STATED GOAL:
From the material below, list every line containing "beiden".

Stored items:
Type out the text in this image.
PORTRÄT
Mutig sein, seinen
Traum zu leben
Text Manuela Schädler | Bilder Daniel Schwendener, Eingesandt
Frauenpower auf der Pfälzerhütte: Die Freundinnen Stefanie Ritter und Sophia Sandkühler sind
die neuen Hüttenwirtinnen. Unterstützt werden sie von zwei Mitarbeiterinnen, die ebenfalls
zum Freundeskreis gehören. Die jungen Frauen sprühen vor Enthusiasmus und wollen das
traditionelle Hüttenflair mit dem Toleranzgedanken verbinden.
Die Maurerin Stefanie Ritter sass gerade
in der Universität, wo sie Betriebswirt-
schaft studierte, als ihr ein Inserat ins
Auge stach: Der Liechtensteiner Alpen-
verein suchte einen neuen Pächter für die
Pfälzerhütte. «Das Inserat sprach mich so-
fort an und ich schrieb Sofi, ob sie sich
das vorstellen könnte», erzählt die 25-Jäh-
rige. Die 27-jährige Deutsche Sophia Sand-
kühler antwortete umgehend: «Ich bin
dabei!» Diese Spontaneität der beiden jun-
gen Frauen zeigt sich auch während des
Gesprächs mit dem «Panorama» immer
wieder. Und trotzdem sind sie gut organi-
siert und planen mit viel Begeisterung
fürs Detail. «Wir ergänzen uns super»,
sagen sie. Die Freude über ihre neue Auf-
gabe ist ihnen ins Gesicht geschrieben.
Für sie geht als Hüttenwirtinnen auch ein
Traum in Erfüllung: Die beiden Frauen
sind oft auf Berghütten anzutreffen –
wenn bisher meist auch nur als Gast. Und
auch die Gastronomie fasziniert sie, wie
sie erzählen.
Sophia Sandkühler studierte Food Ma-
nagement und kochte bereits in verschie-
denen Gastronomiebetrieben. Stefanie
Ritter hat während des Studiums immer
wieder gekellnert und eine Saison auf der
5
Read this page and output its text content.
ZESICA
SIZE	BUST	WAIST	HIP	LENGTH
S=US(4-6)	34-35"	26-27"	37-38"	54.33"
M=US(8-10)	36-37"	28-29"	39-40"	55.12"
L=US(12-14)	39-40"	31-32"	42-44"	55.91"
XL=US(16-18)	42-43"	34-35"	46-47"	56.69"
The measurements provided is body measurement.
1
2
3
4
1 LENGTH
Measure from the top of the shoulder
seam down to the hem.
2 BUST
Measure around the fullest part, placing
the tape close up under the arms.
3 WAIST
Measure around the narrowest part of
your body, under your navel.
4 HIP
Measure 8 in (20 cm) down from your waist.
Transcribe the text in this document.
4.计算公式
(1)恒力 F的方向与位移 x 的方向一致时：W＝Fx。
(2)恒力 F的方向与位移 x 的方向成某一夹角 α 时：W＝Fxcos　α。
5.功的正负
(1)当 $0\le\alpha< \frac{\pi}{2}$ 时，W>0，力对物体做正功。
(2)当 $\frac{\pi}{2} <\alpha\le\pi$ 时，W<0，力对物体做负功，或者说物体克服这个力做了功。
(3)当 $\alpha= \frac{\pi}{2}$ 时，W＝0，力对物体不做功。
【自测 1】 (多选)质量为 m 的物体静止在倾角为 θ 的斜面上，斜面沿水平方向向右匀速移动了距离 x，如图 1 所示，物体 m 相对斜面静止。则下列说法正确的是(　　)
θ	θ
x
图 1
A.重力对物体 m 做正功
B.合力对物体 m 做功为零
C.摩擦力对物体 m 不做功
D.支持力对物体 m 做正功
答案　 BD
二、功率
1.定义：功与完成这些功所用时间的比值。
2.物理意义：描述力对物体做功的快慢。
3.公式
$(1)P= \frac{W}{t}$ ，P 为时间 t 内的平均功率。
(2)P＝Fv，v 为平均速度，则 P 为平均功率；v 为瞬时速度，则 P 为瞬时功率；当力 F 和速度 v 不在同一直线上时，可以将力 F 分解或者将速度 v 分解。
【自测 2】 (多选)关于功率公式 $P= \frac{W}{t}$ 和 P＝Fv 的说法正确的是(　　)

EXERCISE OUTPUT:
dabei!» Diese Spontaneität der beiden jun-
Traum in Erfüllung: Die beiden Frauen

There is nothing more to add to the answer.